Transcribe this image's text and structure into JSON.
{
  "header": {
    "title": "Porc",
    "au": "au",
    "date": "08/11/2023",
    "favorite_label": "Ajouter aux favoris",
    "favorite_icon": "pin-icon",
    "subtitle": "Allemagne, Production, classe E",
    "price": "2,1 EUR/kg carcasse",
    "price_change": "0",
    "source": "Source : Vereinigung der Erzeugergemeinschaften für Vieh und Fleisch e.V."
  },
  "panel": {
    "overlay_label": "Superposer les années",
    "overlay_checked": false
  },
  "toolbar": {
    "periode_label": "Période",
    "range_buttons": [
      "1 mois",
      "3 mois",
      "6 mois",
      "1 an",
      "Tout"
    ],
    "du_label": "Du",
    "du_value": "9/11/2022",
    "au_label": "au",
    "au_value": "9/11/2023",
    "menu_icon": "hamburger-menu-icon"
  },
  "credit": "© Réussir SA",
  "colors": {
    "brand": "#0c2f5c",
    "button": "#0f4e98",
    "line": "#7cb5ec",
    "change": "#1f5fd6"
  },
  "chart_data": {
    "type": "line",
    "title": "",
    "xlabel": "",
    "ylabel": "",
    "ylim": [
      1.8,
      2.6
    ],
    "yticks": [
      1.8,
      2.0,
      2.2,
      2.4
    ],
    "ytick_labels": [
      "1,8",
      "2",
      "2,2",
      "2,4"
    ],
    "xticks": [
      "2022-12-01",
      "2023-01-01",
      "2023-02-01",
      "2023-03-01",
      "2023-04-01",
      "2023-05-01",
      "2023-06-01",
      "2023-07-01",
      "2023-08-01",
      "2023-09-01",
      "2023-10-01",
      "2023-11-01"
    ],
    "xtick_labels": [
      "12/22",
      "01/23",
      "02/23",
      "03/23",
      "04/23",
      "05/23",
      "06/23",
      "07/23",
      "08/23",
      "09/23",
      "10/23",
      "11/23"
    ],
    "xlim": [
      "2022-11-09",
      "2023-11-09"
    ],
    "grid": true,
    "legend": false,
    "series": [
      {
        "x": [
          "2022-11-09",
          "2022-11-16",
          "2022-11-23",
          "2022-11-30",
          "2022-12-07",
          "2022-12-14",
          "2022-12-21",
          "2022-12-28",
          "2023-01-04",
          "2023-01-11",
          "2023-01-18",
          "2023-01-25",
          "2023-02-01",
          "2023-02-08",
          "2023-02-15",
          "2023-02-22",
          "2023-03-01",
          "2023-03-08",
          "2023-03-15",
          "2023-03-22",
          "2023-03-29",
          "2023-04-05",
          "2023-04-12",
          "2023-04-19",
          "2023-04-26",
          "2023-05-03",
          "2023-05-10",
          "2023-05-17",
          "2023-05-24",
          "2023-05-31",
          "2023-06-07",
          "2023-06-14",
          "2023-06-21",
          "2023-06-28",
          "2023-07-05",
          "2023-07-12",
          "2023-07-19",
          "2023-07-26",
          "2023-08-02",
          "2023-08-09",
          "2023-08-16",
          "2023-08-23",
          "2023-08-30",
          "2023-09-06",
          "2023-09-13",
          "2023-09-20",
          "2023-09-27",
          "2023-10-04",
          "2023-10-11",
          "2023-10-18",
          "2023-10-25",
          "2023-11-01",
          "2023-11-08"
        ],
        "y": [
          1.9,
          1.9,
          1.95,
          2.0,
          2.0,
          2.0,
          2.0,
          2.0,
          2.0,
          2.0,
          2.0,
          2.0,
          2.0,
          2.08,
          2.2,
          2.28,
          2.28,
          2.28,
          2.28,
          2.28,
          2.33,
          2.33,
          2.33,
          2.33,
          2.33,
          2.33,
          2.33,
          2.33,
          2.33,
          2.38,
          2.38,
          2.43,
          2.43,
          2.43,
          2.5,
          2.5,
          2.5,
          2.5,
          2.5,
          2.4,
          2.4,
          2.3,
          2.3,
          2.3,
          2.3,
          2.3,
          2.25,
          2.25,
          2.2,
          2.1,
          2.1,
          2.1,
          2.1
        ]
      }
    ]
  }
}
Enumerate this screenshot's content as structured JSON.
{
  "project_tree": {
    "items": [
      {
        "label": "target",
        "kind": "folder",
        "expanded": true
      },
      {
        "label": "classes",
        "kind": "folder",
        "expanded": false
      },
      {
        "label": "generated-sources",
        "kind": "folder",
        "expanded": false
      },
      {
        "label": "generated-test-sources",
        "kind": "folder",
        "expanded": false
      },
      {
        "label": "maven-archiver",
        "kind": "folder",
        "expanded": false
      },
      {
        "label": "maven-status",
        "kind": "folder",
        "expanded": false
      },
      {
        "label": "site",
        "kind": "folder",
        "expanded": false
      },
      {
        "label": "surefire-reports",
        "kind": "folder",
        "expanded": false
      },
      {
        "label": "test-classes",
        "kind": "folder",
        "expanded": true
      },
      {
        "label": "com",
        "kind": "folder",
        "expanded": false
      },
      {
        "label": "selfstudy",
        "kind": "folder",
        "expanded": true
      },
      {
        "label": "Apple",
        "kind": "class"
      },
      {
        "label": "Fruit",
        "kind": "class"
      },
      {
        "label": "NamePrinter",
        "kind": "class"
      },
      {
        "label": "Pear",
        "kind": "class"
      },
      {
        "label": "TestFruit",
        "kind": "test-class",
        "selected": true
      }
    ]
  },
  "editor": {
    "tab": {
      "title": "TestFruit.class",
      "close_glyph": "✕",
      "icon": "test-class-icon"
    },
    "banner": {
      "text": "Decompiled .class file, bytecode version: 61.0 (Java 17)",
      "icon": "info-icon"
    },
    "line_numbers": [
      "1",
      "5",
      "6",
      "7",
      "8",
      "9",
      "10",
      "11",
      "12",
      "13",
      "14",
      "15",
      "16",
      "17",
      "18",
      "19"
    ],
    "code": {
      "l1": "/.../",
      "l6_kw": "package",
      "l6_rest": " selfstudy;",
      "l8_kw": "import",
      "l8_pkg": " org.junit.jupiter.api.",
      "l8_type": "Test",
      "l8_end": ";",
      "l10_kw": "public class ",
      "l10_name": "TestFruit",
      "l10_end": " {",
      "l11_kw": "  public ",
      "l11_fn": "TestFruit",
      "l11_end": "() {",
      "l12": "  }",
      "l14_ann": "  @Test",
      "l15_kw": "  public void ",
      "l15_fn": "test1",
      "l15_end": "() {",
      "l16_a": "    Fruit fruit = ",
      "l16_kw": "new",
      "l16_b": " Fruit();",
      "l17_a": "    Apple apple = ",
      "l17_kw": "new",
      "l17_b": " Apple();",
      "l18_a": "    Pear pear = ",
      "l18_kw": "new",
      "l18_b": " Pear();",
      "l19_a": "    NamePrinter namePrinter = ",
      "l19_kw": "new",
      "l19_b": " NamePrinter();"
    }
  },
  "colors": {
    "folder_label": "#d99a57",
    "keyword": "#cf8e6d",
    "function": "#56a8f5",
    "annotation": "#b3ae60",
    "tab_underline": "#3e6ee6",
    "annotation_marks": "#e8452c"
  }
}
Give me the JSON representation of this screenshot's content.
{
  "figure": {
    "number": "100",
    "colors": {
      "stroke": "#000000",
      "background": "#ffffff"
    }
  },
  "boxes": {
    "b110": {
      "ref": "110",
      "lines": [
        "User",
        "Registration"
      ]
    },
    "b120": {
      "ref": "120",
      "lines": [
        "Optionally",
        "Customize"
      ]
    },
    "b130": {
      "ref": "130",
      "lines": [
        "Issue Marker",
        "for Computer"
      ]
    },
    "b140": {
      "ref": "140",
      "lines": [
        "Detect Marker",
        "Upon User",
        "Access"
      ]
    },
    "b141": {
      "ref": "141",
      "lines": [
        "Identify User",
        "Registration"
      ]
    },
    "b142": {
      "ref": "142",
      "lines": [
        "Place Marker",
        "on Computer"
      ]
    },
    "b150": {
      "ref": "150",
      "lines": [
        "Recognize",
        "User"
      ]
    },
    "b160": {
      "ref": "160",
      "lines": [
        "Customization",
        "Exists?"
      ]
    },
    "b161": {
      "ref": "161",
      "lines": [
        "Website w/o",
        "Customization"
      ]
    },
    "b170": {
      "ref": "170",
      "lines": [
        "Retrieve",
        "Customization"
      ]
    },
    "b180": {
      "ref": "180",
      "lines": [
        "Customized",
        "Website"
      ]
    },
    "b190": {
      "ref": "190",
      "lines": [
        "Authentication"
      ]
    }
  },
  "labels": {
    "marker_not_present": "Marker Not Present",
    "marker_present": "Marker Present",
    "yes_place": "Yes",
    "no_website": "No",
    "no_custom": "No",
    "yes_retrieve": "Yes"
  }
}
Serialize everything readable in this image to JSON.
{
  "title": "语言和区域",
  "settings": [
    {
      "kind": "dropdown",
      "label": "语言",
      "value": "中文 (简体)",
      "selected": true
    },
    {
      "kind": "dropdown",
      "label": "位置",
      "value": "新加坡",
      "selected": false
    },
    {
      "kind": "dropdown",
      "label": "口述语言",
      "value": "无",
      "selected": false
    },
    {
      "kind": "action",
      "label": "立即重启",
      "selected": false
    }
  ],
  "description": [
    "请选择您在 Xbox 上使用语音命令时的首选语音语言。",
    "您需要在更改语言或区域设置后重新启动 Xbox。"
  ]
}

+-------+

**THE TASK**:
State how many lines of the listing hold the string "text"; reply with the number and nothing else.

**WRITTEN RESPONSE**:
2